Directive A:
Rewrite the stretch of the records from the line containing "series-line-hac-bcm-average [48, 61, 636, 112]" through the line containing "legend-detail: calculation record [644, 27, 743, 39]", replacing "analog output record" with "analog input record" and leaving everything else unchanged.

Extract provided:
┄┄┄┄┄┄
After the Herero ‘Uprising’: Child Separation and Racial Apartheid in German Southwest Africa

By Adam A. Blackler

Regimes seeking to exercise power over a segment of the population, past and present, have used child separation as a mechanism of social control. In a previously unknown collection at the National Archives of Namibia in Windhoek, I discovered new evidence confirming that German settler-colonists were no different. In vivid detail, these documents reveal how the German colonial administration in Southwest Africa (DSWA, present-day Namibia) split-up African families to enhance its political authority in the colony. A dispatch to the Omaruru District Commander, for instance, details the separation of Emma, an 8-year-old Herero girl, from her parents as they departed from the capital city of Windhoek. It concludes that “she ran after her parents since she belongs with her Omaruru family.” Emma’s fate remains a mystery to the present day.[1]

Map of German Southwest Africa.

Another collection exposes the bureaucratic extent of German settler-colonial practices in Namibia. In a folder of “native passports” (Paßmarken), I found several lists of “employed prisoners-of-war.” These records include a person’s name, age, “tribal” affiliation, and the last-known location of their parents. In most cases, officials simply wrote “dead” (tot) with no additional information. Several colonial administrators remarked in documents that these efforts provided the imperial government an “effective means of controlling the local populations.”[2]

German list of "dead" Africans in the aftermath of the genocide.
German list of “dead” Africans in the aftermath of the genocide

After the arrival of German settlers in Namibia in 1884, colonial officials moved quickly to displace Africans from their traditional lands, first through negotiations and the establishment of so-called “protection treaties.” When these policies failed, German imperial leaders increasingly sanctioned the use of armed aggression to drive local African communities from positions of regional influence, most notably the Ovaherero and Namaqua. The most destructive German effort began in 1904 during the so-called Herero-Aufstand (Herero Uprising), when soldiers under the command of General Lothar von Trotha instigated the first genocide of the twentieth century. In what historians now refer to as his “Annihilation Order,” Trotha decreed that:

The Herero are no longer German subjects [and] must now leave the country. If it refuses, I shall compel it do so with the [great cannon]. Any Herero found inside the German frontier, with or without a gun, with or without cattle, will be shot. I shall spare neither women nor children. Such are my words to the Herero people.[3]

Trotha’s actions resulted in the murder of approximately 60-80% and 25-35% of the Herero and Nama’s pre-1904 populations respectively. In the aftermath of the genocide, German colonial authorities rounded-up entire families and placed them in concentration camps, where thousands more died from exposure and inhumane treatment. The imperial government also relocated survivors to other African regions under German control, most especially German East Africa. This policy further displaced African families and resulted in even more deaths among Herero and Namaqua peoples.
┄┄┄┄┄┄
Records from a dataset:
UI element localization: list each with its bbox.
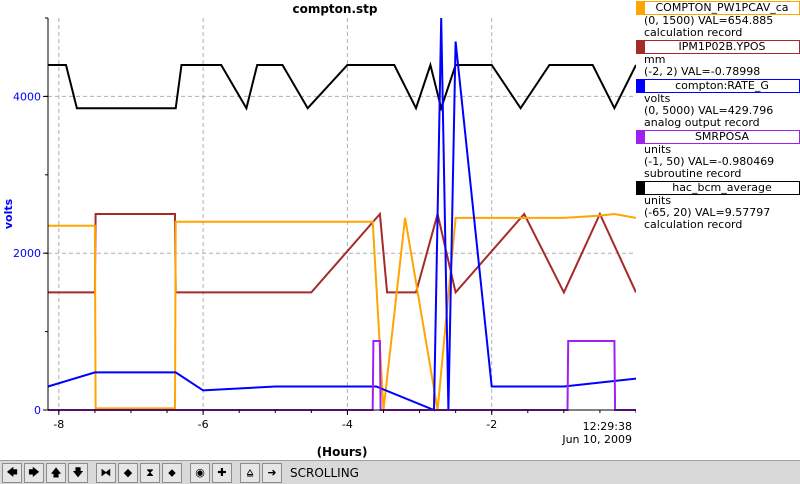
series-line-hac-bcm-average [48, 61, 636, 112]
zoom-out-x-icon: ◆ [123, 466, 133, 479]
legend: COMPTON_PW1PCAV_ca (0, 1500) VAL=654.885 c… [636, 0, 800, 231]
pan-left-icon: 🡄 [6, 466, 18, 479]
legend-detail: (-1, 50) VAL=-0.980469 [644, 156, 775, 168]
zoom-in-x-button[interactable]: ⧓ [96, 462, 116, 483]
toolbar: 🡄 🡆 🡅 🡇 ⧓ ◆ ⧗ ⬥ ◉ ✚ ⩠ ➜ SCROLLING [0, 460, 800, 484]
legend-entry[interactable]: COMPTON_PW1PCAV_ca [636, 1, 800, 15]
pan-down-button[interactable]: 🡇 [68, 462, 88, 483]
scroll-icon: ➜ [267, 466, 277, 479]
chart-title: compton.stp [292, 2, 377, 16]
pan-left-button[interactable]: 🡄 [2, 462, 22, 483]
legend-detail: analog output record [644, 117, 760, 129]
reset-icon: ✚ [217, 466, 227, 479]
reset-button[interactable]: ✚ [212, 462, 232, 483]
pan-down-icon: 🡇 [72, 466, 84, 479]
legend-detail: mm [644, 54, 666, 66]
legend-detail: calculation record [644, 219, 743, 231]
legend-detail: calculation record [644, 27, 743, 39]
chart[interactable]: -8 -6 -4 -2 0 2000 4000 compton.stp volts (Hou… [0, 0, 636, 460]
autoscale-button[interactable]: ◉ [190, 462, 210, 483]
x-tick-label: -2 [486, 418, 497, 431]
legend-swatch [636, 181, 644, 195]
zoom-in-x-icon: ⧓ [100, 466, 112, 479]
legend-name: COMPTON_PW1PCAV_ca [644, 1, 800, 15]
series-line-ipm1p02b-ypos [48, 211, 636, 295]
legend-entry[interactable]: hac_bcm_average [636, 181, 800, 195]
x-tick-label: -8 [53, 418, 64, 431]
legend-detail: (-65, 20) VAL=9.57797 [644, 207, 771, 219]
scroll-button[interactable]: ➜ [262, 462, 282, 483]
legend-entry[interactable]: SMRPOSA [636, 130, 800, 144]
series-line-compton-rate-g [47, 17, 636, 412]
y-axis-label: volts [2, 198, 15, 229]
legend-detail: (0, 1500) VAL=654.885 [644, 15, 774, 27]
stagger-icon: ⩠ [246, 466, 254, 479]
legend-detail: volts [644, 93, 671, 105]
y-tick-label: 0 [34, 404, 41, 417]
legend-name: compton:RATE_G [644, 79, 800, 93]
pan-right-icon: 🡆 [28, 466, 40, 479]
y-tick-label: 2000 [13, 247, 41, 260]
scroll-status: SCROLLING [290, 465, 359, 480]
y-tick-label: 4000 [13, 90, 41, 103]
legend-detail: (0, 5000) VAL=429.796 [644, 105, 774, 117]
pan-up-button[interactable]: 🡅 [46, 462, 66, 483]
legend-detail: units [644, 195, 672, 207]
legend-detail: units [644, 144, 672, 156]
legend-name: SMRPOSA [644, 130, 800, 144]
legend-swatch [636, 1, 644, 15]
time-label: 12:29:38 [583, 420, 632, 433]
legend-entry[interactable]: IPM1P02B.YPOS [636, 40, 800, 54]
x-tick-label: -6 [198, 418, 209, 431]
legend-name: hac_bcm_average [644, 181, 800, 195]
series-line-smrposa [48, 340, 636, 411]
date-label: Jun 10, 2009 [561, 433, 632, 446]
legend-detail: (-2, 2) VAL=-0.78998 [644, 66, 761, 78]
stagger-button[interactable]: ⩠ [240, 462, 260, 483]
legend-entry[interactable]: compton:RATE_G [636, 79, 800, 93]
series-line-compton-pw1pcav-ca [48, 212, 636, 411]
zoom-in-y-button[interactable]: ⧗ [140, 462, 160, 483]
zoom-in-y-icon: ⧗ [146, 466, 154, 479]
pan-right-button[interactable]: 🡆 [24, 462, 44, 483]
legend-detail: subroutine record [644, 168, 742, 180]
legend-name: IPM1P02B.YPOS [644, 40, 800, 54]
autoscale-icon: ◉ [195, 466, 205, 479]
x-tick-label: -4 [342, 418, 353, 431]
zoom-out-y-button[interactable]: ⬥ [162, 462, 182, 483]
zoom-out-x-button[interactable]: ◆ [118, 462, 138, 483]
pan-up-icon: 🡅 [50, 466, 62, 479]
x-axis-label: (Hours) [317, 445, 368, 459]
legend-swatch [636, 40, 644, 54]
legend-swatch [636, 79, 644, 93]
zoom-out-y-icon: ⬥ [168, 466, 176, 479]
legend-swatch [636, 130, 644, 144]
┄┄┄┄┄┄
Directive B:
Output, word for word, the stretch of the article on child separation in German Southwest Africa from "Another collection exposes" through "of the genocide.".

Response A:
series-line-hac-bcm-average [48, 61, 636, 112]
zoom-out-x-icon: ◆ [123, 466, 133, 479]
legend: COMPTON_PW1PCAV_ca (0, 1500) VAL=654.885 c… [636, 0, 800, 231]
pan-left-icon: 🡄 [6, 466, 18, 479]
legend-detail: (-1, 50) VAL=-0.980469 [644, 156, 775, 168]
zoom-in-x-button[interactable]: ⧓ [96, 462, 116, 483]
toolbar: 🡄 🡆 🡅 🡇 ⧓ ◆ ⧗ ⬥ ◉ ✚ ⩠ ➜ SCROLLING [0, 460, 800, 484]
legend-entry[interactable]: COMPTON_PW1PCAV_ca [636, 1, 800, 15]
pan-down-button[interactable]: 🡇 [68, 462, 88, 483]
scroll-icon: ➜ [267, 466, 277, 479]
chart-title: compton.stp [292, 2, 377, 16]
pan-left-button[interactable]: 🡄 [2, 462, 22, 483]
legend-detail: analog input record [644, 117, 760, 129]
reset-icon: ✚ [217, 466, 227, 479]
reset-button[interactable]: ✚ [212, 462, 232, 483]
pan-down-icon: 🡇 [72, 466, 84, 479]
legend-detail: mm [644, 54, 666, 66]
legend-detail: calculation record [644, 219, 743, 231]
legend-detail: calculation record [644, 27, 743, 39]

Response B:
Another collection exposes the bureaucratic extent of German settler-colonial practices in Namibia. In a folder of “native passports” (Paßmarken), I found several lists of “employed prisoners-of-war.” These records include a person’s name, age, “tribal” affiliation, and the last-known location of their parents. In most cases, officials simply wrote “dead” (tot) with no additional information. Several colonial administrators remarked in documents that these efforts provided the imperial government an “effective means of controlling the local populations.”[2]

German list of "dead" Africans in the aftermath of the genocide.